# Generalizing l'Hopital's Rule

Mandelbroth

Out of curiosity, is anyone aware of a kind of generalization for l'Hopital's Rule from analysis for differentiable maps between differentiable manifolds? I'm having trouble formulating if I could do it or not, because (as far as I know), if I have ##f,g:M\to N##, with ##f## and ##g## differentiable and ##M## and ##N## differentiable, ##f(x)/g(x)## is not, in general, defined.

Again, I don't know if it can be generalized. Ideas are certainly welcome, since I'll probably be stuck thinking about it until I prove something does work or doesn't work.

Gold Member
Maybe there's something like:

$\lim_{x\rightarrow 0} \frac{||f(x)||}{||g(x)||} = \frac{||\nabla f(0)||}{||\nabla g(0)||}$

But it's just a guess, I didn't confirm this.

• [Short exercise a] Locate every line in the entries that contains the string "group" and copy each of those lines.

• [Data for this task]
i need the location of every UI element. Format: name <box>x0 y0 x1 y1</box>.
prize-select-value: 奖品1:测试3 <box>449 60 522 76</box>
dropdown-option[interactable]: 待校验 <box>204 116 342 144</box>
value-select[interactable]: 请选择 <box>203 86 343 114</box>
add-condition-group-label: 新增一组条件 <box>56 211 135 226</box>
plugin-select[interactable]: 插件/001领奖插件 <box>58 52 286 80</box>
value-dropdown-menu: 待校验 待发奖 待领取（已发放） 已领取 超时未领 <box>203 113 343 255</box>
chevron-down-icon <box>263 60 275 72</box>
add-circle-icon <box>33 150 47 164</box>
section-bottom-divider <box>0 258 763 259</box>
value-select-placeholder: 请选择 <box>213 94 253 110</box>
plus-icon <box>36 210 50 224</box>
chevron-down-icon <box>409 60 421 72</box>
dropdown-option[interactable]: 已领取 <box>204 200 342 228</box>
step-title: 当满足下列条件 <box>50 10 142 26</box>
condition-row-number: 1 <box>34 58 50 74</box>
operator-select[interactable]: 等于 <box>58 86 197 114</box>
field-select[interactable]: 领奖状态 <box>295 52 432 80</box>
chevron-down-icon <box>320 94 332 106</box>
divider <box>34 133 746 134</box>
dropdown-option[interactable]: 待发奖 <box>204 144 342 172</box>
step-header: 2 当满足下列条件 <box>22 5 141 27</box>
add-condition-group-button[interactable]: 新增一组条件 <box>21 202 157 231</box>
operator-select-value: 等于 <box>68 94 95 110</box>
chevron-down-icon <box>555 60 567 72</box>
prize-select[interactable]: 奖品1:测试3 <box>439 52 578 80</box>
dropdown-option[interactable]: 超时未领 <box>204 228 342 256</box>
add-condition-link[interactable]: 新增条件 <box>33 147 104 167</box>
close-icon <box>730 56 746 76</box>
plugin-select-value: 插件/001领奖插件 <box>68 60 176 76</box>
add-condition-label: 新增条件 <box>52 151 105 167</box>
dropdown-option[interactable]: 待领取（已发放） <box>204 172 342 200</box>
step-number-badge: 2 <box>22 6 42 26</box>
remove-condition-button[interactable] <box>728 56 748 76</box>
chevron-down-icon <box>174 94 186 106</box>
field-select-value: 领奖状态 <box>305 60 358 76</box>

• [Short exercise b] Rewrite the part of the l'Hopital's Rule discussion between "Out of curiosity, is" and "or doesn't work.", inclusive, with "generalization" replaced by "extension".

• [Final result a]
add-condition-group-label: 新增一组条件 <box>56 211 135 226</box>
add-condition-group-button[interactable]: 新增一组条件 <box>21 202 157 231</box>

• [Final result b]
Out of curiosity, is anyone aware of a kind of extension for l'Hopital's Rule from analysis for differentiable maps between differentiable manifolds? I'm having trouble formulating if I could do it or not, because (as far as I know), if I have ##f,g:M\to N##, with ##f## and ##g## differentiable and ##M## and ##N## differentiable, ##f(x)/g(x)## is not, in general, defined.

Again, I don't know if it can be generalized. Ideas are certainly welcome, since I'll probably be stuck thinking about it until I prove something does work or doesn't work.